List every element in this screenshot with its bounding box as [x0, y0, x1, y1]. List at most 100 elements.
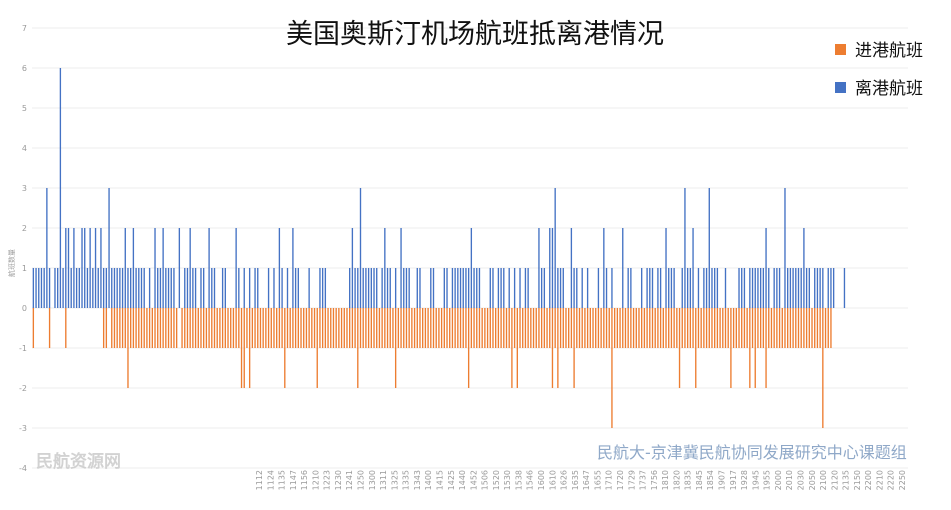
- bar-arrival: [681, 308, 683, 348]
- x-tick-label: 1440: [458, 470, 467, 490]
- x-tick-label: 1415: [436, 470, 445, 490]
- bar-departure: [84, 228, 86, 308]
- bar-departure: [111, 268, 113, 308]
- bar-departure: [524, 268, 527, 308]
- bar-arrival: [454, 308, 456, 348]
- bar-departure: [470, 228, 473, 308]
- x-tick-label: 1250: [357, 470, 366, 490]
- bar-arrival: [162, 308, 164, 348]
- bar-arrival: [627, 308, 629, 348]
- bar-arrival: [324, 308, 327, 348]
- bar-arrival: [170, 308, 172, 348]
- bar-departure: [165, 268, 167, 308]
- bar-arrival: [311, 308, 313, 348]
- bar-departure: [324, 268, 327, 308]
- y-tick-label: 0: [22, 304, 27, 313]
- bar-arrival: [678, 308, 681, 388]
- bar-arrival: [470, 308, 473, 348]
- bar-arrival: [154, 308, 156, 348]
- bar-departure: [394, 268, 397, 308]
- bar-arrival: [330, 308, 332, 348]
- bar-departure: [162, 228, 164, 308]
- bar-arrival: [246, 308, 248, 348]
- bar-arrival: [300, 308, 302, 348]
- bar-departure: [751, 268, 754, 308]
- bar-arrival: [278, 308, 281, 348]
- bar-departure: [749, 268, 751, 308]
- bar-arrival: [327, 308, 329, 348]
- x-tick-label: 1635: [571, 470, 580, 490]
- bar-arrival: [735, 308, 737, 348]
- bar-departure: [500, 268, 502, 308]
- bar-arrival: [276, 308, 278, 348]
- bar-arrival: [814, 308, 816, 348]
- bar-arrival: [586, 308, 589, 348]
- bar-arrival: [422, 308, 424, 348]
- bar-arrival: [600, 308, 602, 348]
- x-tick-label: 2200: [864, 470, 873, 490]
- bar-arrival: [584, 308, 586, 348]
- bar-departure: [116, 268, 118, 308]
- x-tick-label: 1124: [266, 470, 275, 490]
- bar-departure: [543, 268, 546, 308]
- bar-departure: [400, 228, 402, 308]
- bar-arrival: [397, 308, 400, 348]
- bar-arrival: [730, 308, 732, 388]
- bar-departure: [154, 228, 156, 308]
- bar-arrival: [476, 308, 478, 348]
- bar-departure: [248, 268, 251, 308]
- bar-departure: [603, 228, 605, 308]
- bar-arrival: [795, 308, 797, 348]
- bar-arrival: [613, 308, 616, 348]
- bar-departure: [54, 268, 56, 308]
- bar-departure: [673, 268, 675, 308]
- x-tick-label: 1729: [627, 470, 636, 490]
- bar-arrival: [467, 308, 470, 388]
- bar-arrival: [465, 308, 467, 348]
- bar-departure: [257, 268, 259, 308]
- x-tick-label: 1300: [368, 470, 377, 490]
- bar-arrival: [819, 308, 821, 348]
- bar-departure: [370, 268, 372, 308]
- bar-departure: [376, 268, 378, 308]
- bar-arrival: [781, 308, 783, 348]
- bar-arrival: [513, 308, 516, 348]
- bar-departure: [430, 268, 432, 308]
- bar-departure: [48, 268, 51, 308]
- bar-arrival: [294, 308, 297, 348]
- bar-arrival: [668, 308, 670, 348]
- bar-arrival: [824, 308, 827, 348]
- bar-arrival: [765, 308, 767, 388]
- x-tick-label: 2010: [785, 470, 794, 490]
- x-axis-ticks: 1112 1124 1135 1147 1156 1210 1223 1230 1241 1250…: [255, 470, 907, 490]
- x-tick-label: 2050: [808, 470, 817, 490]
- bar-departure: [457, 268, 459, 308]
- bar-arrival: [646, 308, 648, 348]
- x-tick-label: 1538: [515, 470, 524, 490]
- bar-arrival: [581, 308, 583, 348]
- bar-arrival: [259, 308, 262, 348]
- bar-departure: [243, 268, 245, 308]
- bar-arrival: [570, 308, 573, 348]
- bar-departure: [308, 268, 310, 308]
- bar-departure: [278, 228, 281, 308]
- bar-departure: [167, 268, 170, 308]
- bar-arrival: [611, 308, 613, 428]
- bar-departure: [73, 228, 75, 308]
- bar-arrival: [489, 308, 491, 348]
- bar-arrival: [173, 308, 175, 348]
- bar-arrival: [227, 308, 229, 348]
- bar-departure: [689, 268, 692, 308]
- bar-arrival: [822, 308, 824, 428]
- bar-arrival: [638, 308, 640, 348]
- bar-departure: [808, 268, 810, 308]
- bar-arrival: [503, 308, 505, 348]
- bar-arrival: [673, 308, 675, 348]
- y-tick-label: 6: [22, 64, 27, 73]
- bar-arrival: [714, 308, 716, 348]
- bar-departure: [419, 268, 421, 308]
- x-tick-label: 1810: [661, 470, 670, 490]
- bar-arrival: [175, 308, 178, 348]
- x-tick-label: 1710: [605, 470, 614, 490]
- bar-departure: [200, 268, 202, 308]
...
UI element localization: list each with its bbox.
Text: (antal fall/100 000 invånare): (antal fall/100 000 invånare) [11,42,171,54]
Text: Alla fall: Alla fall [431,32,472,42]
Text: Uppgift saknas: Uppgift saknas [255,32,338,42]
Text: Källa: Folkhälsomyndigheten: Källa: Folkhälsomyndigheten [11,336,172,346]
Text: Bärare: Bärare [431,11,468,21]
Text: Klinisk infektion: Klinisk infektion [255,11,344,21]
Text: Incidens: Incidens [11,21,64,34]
...
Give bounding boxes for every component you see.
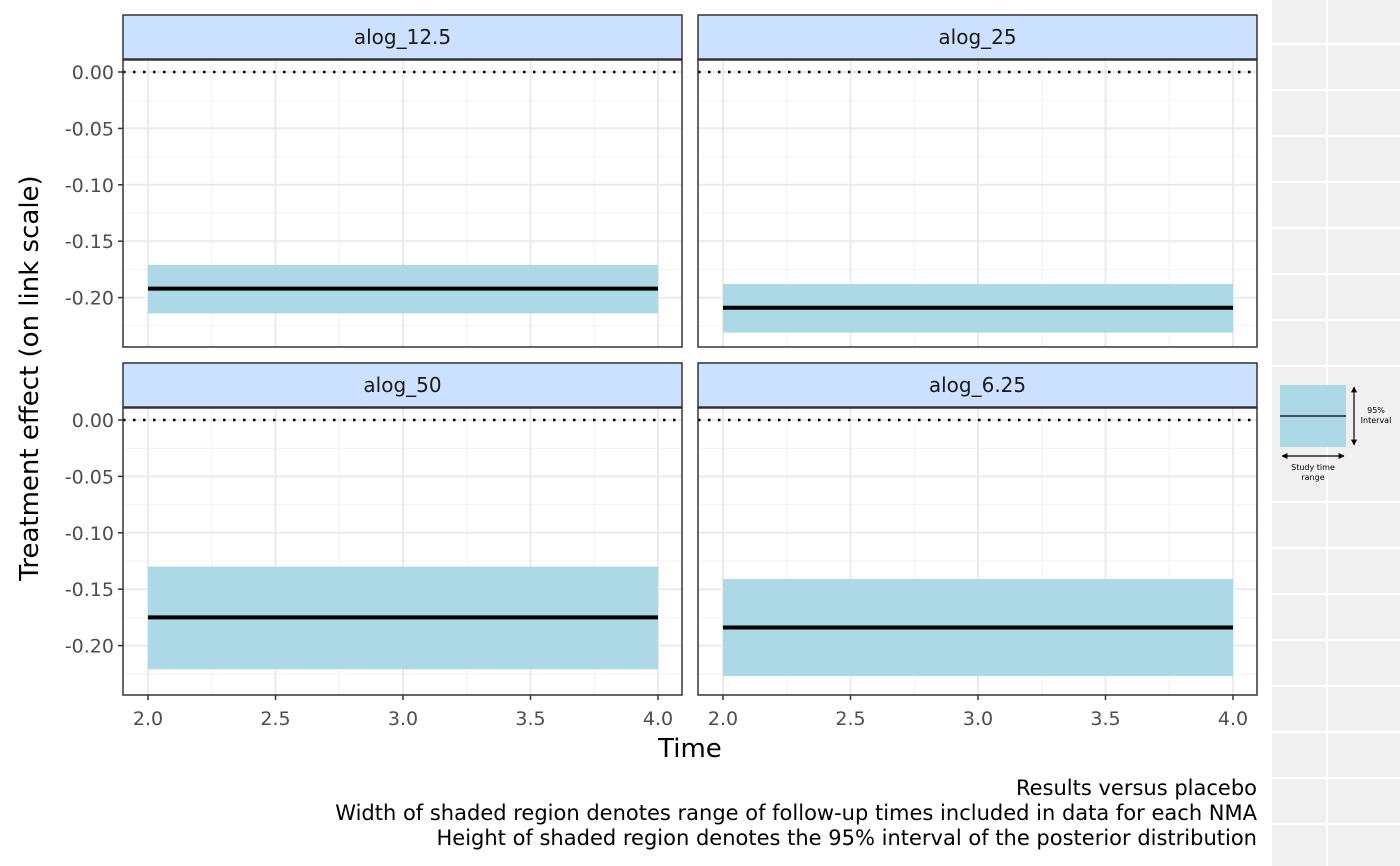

**Aim of the exercise:**
Could you rename "bar-departure" to "bar-outbound" in the items from the line with "List every element" up to and including the line with "- bar-arrival: [627, 308, 629, 348]", giving those lines again with nothing else changed and the pictures left out?

**Completed task:**
List every element in this screenshot with its bounding box as [x0, y0, x1, y1]. List at most 100 elements.
- bar-arrival: [681, 308, 683, 348]
- x-tick-label: 1440: [458, 470, 467, 490]
- x-tick-label: 1415: [436, 470, 445, 490]
- bar-outbound: [84, 228, 86, 308]
- bar-outbound: [111, 268, 113, 308]
- bar-outbound: [524, 268, 527, 308]
- bar-arrival: [454, 308, 456, 348]
- bar-outbound: [470, 228, 473, 308]
- x-tick-label: 1250: [357, 470, 366, 490]
- bar-arrival: [162, 308, 164, 348]
- bar-arrival: [627, 308, 629, 348]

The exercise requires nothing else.